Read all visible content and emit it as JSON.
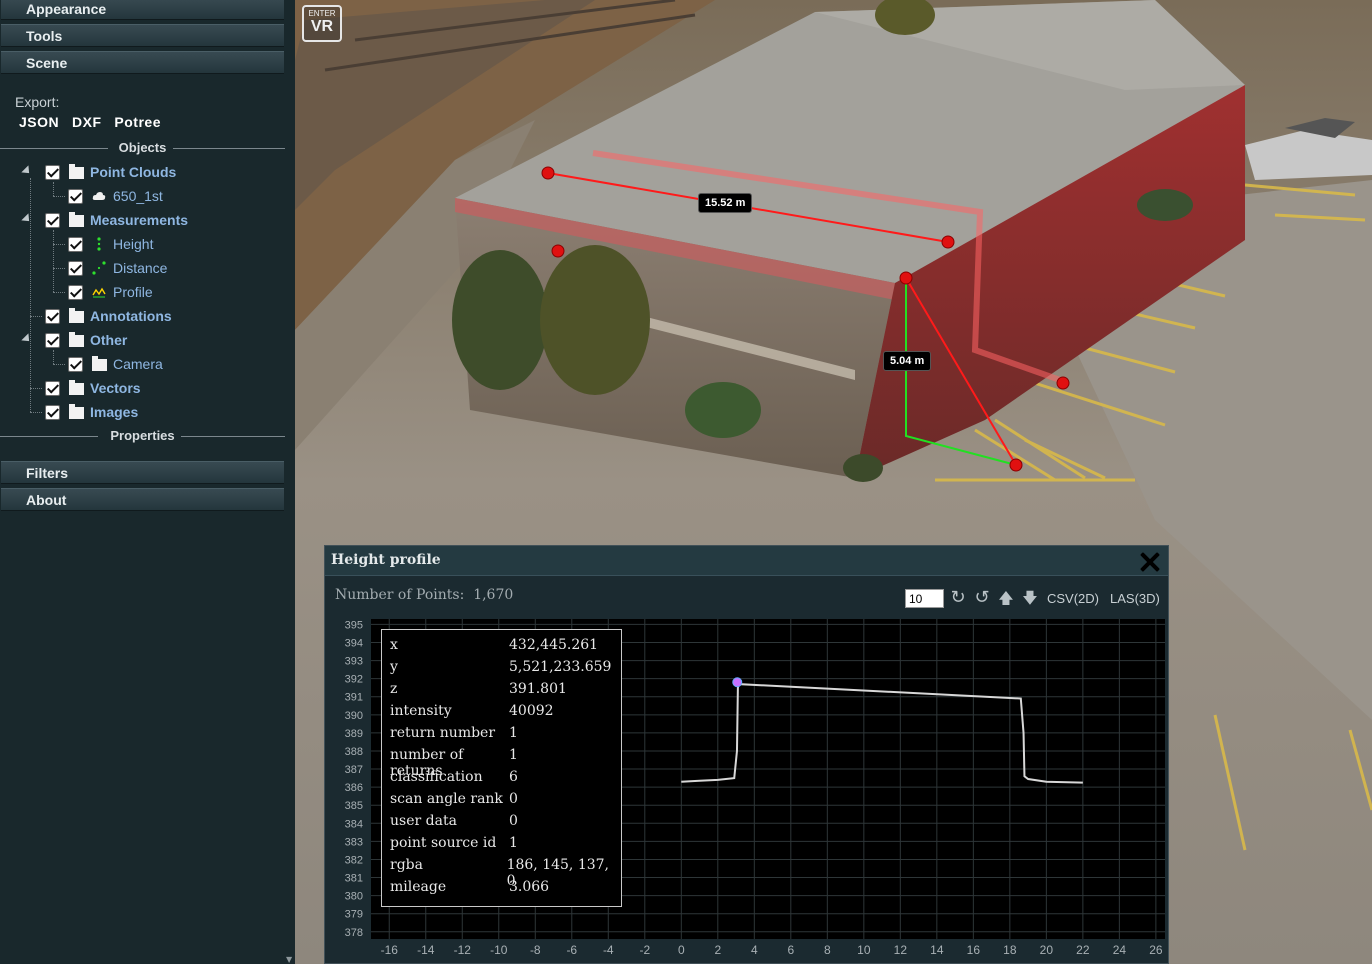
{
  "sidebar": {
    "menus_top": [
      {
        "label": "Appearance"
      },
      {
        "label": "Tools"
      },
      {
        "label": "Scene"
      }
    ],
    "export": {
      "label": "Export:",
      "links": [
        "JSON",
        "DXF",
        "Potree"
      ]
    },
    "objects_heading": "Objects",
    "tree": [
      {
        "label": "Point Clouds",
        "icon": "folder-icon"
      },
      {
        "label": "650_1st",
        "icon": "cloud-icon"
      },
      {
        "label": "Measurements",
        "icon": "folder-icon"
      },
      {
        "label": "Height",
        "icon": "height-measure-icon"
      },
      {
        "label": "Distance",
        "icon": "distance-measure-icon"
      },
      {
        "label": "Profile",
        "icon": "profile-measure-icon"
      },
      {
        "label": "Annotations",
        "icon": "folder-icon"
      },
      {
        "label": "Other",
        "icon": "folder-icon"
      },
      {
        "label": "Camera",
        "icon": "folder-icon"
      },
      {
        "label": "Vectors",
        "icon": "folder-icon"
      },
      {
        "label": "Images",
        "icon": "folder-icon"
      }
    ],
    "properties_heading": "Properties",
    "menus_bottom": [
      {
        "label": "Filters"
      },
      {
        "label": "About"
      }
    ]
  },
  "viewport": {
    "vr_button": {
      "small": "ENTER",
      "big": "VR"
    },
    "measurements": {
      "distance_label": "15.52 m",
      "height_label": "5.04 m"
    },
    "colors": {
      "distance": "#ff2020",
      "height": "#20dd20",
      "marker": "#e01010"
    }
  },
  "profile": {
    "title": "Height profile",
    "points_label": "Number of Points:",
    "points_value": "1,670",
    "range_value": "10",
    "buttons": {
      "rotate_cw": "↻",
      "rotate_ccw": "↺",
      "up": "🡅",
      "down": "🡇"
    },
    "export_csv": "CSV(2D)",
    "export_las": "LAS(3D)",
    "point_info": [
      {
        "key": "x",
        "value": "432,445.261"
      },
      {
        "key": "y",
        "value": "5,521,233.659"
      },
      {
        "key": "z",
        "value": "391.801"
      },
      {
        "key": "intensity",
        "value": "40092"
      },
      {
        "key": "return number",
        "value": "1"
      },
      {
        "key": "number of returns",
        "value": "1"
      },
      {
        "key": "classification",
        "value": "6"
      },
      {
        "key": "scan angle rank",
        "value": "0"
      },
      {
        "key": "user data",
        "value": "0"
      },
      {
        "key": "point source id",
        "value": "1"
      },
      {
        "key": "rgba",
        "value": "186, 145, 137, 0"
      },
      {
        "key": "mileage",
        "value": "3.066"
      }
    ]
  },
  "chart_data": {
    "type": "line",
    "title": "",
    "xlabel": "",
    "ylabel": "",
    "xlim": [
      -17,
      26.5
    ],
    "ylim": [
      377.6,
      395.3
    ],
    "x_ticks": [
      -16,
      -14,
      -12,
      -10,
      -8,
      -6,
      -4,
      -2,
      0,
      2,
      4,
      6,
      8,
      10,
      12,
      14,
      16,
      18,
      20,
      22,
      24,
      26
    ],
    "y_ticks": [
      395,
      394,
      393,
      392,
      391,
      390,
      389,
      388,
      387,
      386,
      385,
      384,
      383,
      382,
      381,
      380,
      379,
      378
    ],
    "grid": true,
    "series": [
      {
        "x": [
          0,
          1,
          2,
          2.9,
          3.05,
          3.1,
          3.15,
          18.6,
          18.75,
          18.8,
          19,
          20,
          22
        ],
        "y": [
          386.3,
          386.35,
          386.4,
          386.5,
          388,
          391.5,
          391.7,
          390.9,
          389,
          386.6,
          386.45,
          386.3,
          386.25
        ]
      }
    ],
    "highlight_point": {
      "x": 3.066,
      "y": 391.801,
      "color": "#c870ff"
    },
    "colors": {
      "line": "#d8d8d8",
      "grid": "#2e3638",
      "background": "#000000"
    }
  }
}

-.-.-

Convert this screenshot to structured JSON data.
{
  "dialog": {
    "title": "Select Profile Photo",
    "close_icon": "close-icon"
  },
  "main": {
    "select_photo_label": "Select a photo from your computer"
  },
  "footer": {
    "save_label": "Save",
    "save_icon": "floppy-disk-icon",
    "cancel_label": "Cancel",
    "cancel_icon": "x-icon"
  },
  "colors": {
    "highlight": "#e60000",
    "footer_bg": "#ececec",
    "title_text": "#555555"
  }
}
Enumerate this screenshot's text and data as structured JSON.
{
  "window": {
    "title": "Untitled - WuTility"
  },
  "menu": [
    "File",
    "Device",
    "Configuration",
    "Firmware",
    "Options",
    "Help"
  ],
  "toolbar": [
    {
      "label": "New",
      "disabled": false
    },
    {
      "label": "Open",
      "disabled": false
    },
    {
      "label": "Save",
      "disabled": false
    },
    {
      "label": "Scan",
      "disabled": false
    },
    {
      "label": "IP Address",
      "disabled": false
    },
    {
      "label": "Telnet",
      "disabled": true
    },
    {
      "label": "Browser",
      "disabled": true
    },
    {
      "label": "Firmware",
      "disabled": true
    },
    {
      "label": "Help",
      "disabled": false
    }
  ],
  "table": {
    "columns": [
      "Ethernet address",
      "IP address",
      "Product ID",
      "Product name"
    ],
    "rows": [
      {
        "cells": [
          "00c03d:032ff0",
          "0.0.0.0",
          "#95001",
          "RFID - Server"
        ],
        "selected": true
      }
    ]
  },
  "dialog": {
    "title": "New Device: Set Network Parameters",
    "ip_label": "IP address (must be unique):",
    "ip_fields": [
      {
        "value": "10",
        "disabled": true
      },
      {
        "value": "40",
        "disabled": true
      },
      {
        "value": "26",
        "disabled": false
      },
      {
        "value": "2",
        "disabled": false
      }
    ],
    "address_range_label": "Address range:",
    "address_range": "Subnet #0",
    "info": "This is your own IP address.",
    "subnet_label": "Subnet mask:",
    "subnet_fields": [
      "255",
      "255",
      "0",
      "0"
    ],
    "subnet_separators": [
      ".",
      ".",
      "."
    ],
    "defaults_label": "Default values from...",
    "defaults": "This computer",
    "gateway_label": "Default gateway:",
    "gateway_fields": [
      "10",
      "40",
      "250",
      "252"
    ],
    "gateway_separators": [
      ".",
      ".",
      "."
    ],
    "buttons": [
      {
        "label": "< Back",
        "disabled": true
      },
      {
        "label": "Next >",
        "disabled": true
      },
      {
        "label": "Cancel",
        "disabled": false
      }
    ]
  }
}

-.-.-

Your instructions
Exactly how many lines in the data above contain the word "computer"? Respond with the number and nothing more.

Solution for this exercise
2